• TASK BRIEF
Reproduce all the entries exactly.

• DATA LINES

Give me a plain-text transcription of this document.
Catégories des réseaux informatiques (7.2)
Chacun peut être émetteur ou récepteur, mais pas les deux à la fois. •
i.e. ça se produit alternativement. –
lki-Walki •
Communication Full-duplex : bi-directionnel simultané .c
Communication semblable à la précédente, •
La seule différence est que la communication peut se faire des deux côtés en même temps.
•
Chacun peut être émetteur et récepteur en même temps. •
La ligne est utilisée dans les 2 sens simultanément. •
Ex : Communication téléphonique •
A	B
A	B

• TASK RESULT
Give me a plain-text transcription of this document.
Catégories des réseaux informatiques (7.2)
Chacun peut être émetteur ou récepteur, mais pas les deux à la fois. •
i.e. ça se produit alternativement. –
lki-Walki •
Communication Full-duplex : bi-directionnel simultané .c
Communication semblable à la précédente, •
La seule différence est que la communication peut se faire des deux côtés en même temps.
•
Chacun peut être émetteur et récepteur en même temps. •
La ligne est utilisée dans les 2 sens simultanément. •
Ex : Communication téléphonique •
A	B
A	B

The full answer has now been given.